→ FRAGMENTO CITADO:
◆ ◆ ◆

Las dos autoridades diplomáticas dieron cuenta de avances en el proceso de “normalización” de las relaciones bilaterales sobre la base de una “hoja de ruta” acordada en La Paz, el pasado 7 de mayo.

A través del diálogo podremos construir confianzas y un futuro en beneficio de Chile y Bolivia”, indicó Allamand. “Ambos coincidimos en que el diálogo constructivo es el instrumento idóneo para el fortalecimiento de los vínculos bilaterales acordados en la hoja de ruta 2021”, escribió Mayta.

Ambos criterios, exteriorizados a través de las cuentas en Twitter de las autoridades, marcan un proceso de inflexión tras el proceso judicial que Bolivia y Chile libraron ante la Corte Internacional de Justicia (CIJ) entre 2011 y 2018 por efecto de la demanda marítima.

La “hoja de ruta” suscrita en mayo excluye el debate marítimo y el pleito judicial por las aguas del Silala, pero avanza en otras temáticas que estuvieron pendientes durante el desarrollo del proceso judicial internacional como la evaluación de los acuerdos comerciales ACE-22, el desarrollo común de las fronteras e integración, complementación económica, libre tránsito, medioambiente, turismo, cooperación, cooperación policial contra el contrabando y la lucha antidroga.

La historiadora chilena Loreto Correa, en un contacto con EL DEBER, valoró las señales y consideró que estas tienen que ver con la necesidad de que el gobierno de Sebastián Piñera “deje un legado de política exterior” a partir de la gestión de Andrés Allamand.

Correa recordó que las relaciones con Bolivia generaron reflexiones en todo nivel y recordó que el excanciller Teodoro Ribera postuló unas “relaciones colaborativas” con Bolivia sobre la base de temas prácticos y útiles.

“Se trata de una política progresiva con una nueva agenda, pero creo que el interlocutor (Mayta) conoce muy poco a Allamand. El nuevo gobierno boliviano está delineando sus acciones en materia internacional y no tengo tan claro que Chile sea una prioridad para Bolivia”, puntualizó Correa.

Entre 2006 y 2010, Bolivia y Chile acordaron la llamada agenda de 13 puntos que incluyó el “tema marítimo” sobre la base, precisamente, de la recuperación de “confianzas mutuas”, pero el proceso se frenó luego que el gobierno de Evo Morales denunciara la falta de resultados del diálogo para la restitución de un acceso marítimo en favor del país.

En 2013, Bolivia demandó a Chile ante la CIJ para que declare que existe una obligación de negociar ese acceso al mar, sobre la base de las promesas anteriores, entre ellas la agenda de 13 puntos.

El 1 de octubre de 2018, la CIJ dictaminó que Chile no tiene obligación legal de negociar, aunque animó a reponer este tema en el escenario bilateral. Desde el fallo, las relaciones estuvieron reducidas al tratamiento consular.

Correa señala que este año es complejo para su país, puesto que termina el periodo de Sebastián Piñera y se ajusta la Constitución.

◆ ◆ ◆

→ MATERIAL PROPORCIONADO:

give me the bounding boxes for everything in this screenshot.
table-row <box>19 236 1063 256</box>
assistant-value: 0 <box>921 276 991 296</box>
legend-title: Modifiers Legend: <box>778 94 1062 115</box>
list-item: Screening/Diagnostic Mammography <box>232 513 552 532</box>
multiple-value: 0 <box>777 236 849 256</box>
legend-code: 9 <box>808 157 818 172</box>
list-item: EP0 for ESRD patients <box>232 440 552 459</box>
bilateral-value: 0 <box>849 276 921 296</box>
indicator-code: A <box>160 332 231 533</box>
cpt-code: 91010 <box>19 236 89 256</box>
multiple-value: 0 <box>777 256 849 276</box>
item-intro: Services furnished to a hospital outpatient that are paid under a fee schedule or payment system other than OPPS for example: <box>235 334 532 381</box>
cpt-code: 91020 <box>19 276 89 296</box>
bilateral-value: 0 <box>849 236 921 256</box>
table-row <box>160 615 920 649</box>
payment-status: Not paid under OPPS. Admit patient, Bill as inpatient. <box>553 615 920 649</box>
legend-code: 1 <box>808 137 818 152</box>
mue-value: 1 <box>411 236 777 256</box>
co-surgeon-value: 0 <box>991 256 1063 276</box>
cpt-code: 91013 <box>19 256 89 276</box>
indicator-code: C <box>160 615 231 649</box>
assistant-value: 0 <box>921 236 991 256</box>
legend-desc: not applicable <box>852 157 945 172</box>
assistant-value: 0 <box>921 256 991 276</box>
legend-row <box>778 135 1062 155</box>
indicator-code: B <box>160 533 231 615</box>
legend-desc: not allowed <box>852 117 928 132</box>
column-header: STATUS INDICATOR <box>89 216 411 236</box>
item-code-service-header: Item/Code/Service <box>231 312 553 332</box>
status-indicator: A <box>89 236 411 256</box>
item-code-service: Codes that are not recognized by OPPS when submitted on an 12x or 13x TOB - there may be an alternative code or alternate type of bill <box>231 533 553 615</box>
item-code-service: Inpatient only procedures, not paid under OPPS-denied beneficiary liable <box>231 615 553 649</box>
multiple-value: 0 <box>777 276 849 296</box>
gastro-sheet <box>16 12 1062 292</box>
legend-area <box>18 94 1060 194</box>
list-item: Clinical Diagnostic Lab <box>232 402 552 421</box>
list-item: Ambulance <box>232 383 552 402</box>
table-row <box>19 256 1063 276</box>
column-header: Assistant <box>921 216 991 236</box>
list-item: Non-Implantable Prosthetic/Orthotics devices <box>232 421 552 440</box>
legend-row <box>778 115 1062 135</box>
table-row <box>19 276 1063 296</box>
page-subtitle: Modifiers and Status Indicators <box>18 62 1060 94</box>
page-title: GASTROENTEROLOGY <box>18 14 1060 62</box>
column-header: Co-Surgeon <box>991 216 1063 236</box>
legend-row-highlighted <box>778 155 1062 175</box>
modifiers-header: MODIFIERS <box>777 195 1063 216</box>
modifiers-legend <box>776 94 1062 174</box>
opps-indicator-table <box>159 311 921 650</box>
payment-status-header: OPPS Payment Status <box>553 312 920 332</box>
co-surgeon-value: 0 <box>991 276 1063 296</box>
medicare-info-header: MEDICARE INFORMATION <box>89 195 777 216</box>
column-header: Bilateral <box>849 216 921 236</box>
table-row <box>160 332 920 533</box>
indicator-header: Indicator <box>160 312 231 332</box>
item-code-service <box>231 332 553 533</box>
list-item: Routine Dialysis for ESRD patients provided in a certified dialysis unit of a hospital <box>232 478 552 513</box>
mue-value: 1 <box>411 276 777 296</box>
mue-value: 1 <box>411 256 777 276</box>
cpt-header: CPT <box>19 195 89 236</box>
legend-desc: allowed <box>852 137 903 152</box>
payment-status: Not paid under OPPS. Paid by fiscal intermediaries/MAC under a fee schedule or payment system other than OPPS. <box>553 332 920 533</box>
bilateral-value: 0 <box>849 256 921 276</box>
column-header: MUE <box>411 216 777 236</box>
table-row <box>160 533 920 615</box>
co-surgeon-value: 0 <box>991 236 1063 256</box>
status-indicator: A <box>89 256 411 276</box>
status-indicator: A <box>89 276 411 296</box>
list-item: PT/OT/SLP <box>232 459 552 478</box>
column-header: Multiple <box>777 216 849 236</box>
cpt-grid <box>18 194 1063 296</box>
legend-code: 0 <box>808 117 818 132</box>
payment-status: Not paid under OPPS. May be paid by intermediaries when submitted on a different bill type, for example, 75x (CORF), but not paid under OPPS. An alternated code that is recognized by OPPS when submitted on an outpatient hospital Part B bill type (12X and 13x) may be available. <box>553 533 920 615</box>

◆ ◆ ◆

Según el fragmento sobre las relaciones entre Bolivia y Chile, ¿por qué se frenó el proceso de la agenda de 13 puntos acordada entre 2006 y 2010? Explícalo en una a tres oraciones.

→ PROBLEMA RESUELTO: El proceso se frenó después de que el gobierno de Evo Morales denunciara que el diálogo no daba resultados para la restitución de un acceso marítimo en favor de Bolivia.